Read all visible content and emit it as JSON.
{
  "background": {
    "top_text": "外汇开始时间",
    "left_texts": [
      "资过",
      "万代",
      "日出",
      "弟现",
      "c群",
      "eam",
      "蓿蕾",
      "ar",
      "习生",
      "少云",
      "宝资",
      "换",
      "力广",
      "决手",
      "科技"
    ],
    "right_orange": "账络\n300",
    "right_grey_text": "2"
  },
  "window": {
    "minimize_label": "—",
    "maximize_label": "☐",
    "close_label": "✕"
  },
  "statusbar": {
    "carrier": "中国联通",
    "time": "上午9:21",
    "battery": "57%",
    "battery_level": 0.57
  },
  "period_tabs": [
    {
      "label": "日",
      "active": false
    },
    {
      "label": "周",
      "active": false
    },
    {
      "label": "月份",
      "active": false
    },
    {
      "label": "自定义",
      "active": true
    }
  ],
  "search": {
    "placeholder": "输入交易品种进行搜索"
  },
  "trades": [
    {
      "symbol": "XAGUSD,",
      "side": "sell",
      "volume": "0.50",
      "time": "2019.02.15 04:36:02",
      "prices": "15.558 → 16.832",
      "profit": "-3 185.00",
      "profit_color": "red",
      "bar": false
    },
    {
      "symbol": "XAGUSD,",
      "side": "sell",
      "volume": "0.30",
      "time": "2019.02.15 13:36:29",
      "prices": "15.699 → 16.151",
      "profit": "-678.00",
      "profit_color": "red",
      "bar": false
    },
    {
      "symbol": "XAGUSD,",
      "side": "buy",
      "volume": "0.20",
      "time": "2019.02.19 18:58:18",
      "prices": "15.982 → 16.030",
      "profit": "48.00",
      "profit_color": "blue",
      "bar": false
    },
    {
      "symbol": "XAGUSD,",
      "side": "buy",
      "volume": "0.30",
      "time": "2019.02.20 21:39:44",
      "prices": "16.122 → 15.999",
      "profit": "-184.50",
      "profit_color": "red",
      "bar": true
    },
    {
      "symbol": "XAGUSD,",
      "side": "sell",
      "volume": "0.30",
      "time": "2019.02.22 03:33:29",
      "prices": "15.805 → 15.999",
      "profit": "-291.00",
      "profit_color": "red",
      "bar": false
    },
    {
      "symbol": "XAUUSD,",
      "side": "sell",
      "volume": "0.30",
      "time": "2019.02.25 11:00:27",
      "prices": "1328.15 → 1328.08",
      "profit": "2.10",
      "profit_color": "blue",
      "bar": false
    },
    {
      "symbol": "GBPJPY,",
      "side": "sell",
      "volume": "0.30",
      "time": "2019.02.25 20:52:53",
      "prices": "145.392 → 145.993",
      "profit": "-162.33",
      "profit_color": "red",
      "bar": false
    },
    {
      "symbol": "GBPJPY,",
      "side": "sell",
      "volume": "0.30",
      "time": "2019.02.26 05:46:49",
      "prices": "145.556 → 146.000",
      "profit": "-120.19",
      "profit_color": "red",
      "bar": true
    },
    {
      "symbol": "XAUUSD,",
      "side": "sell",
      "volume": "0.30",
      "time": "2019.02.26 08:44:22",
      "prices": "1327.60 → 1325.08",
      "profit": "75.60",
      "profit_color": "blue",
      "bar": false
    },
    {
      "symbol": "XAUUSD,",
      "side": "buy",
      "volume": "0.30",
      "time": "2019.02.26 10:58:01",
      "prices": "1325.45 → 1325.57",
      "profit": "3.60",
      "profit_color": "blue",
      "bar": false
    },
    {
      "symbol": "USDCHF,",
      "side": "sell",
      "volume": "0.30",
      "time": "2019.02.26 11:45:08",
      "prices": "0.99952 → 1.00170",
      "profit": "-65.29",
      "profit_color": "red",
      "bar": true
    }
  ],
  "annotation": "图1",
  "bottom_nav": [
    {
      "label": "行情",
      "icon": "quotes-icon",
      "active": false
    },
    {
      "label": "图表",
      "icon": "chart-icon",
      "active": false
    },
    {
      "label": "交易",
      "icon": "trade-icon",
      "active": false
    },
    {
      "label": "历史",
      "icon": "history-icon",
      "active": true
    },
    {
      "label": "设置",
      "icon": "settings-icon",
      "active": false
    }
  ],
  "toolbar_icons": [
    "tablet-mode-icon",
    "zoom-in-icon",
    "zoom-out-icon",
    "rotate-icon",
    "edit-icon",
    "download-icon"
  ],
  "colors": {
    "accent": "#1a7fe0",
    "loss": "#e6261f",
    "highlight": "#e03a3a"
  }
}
-=-=-
--- INSTRUCTIONS TO FOLLOW ---
Repeat the records above in full, character for character.

--- THE COMPLETED TASK ---
Read all visible content and emit it as JSON.
{
  "background": {
    "top_text": "外汇开始时间",
    "left_texts": [
      "资过",
      "万代",
      "日出",
      "弟现",
      "c群",
      "eam",
      "蓿蕾",
      "ar",
      "习生",
      "少云",
      "宝资",
      "换",
      "力广",
      "决手",
      "科技"
    ],
    "right_orange": "账络\n300",
    "right_grey_text": "2"
  },
  "window": {
    "minimize_label": "—",
    "maximize_label": "☐",
    "close_label": "✕"
  },
  "statusbar": {
    "carrier": "中国联通",
    "time": "上午9:21",
    "battery": "57%",
    "battery_level": 0.57
  },
  "period_tabs": [
    {
      "label": "日",
      "active": false
    },
    {
      "label": "周",
      "active": false
    },
    {
      "label": "月份",
      "active": false
    },
    {
      "label": "自定义",
      "active": true
    }
  ],
  "search": {
    "placeholder": "输入交易品种进行搜索"
  },
  "trades": [
    {
      "symbol": "XAGUSD,",
      "side": "sell",
      "volume": "0.50",
      "time": "2019.02.15 04:36:02",
      "prices": "15.558 → 16.832",
      "profit": "-3 185.00",
      "profit_color": "red",
      "bar": false
    },
    {
      "symbol": "XAGUSD,",
      "side": "sell",
      "volume": "0.30",
      "time": "2019.02.15 13:36:29",
      "prices": "15.699 → 16.151",
      "profit": "-678.00",
      "profit_color": "red",
      "bar": false
    },
    {
      "symbol": "XAGUSD,",
      "side": "buy",
      "volume": "0.20",
      "time": "2019.02.19 18:58:18",
      "prices": "15.982 → 16.030",
      "profit": "48.00",
      "profit_color": "blue",
      "bar": false
    },
    {
      "symbol": "XAGUSD,",
      "side": "buy",
      "volume": "0.30",
      "time": "2019.02.20 21:39:44",
      "prices": "16.122 → 15.999",
      "profit": "-184.50",
      "profit_color": "red",
      "bar": true
    },
    {
      "symbol": "XAGUSD,",
      "side": "sell",
      "volume": "0.30",
      "time": "2019.02.22 03:33:29",
      "prices": "15.805 → 15.999",
      "profit": "-291.00",
      "profit_color": "red",
      "bar": false
    },
    {
      "symbol": "XAUUSD,",
      "side": "sell",
      "volume": "0.30",
      "time": "2019.02.25 11:00:27",
      "prices": "1328.15 → 1328.08",
      "profit": "2.10",
      "profit_color": "blue",
      "bar": false
    },
    {
      "symbol": "GBPJPY,",
      "side": "sell",
      "volume": "0.30",
      "time": "2019.02.25 20:52:53",
      "prices": "145.392 → 145.993",
      "profit": "-162.33",
      "profit_color": "red",
      "bar": false
    },
    {
      "symbol": "GBPJPY,",
      "side": "sell",
      "volume": "0.30",
      "time": "2019.02.26 05:46:49",
      "prices": "145.556 → 146.000",
      "profit": "-120.19",
      "profit_color": "red",
      "bar": true
    },
    {
      "symbol": "XAUUSD,",
      "side": "sell",
      "volume": "0.30",
      "time": "2019.02.26 08:44:22",
      "prices": "1327.60 → 1325.08",
      "profit": "75.60",
      "profit_color": "blue",
      "bar": false
    },
    {
      "symbol": "XAUUSD,",
      "side": "buy",
      "volume": "0.30",
      "time": "2019.02.26 10:58:01",
      "prices": "1325.45 → 1325.57",
      "profit": "3.60",
      "profit_color": "blue",
      "bar": false
    },
    {
      "symbol": "USDCHF,",
      "side": "sell",
      "volume": "0.30",
      "time": "2019.02.26 11:45:08",
      "prices": "0.99952 → 1.00170",
      "profit": "-65.29",
      "profit_color": "red",
      "bar": true
    }
  ],
  "annotation": "图1",
  "bottom_nav": [
    {
      "label": "行情",
      "icon": "quotes-icon",
      "active": false
    },
    {
      "label": "图表",
      "icon": "chart-icon",
      "active": false
    },
    {
      "label": "交易",
      "icon": "trade-icon",
      "active": false
    },
    {
      "label": "历史",
      "icon": "history-icon",
      "active": true
    },
    {
      "label": "设置",
      "icon": "settings-icon",
      "active": false
    }
  ],
  "toolbar_icons": [
    "tablet-mode-icon",
    "zoom-in-icon",
    "zoom-out-icon",
    "rotate-icon",
    "edit-icon",
    "download-icon"
  ],
  "colors": {
    "accent": "#1a7fe0",
    "loss": "#e6261f",
    "highlight": "#e03a3a"
  }
}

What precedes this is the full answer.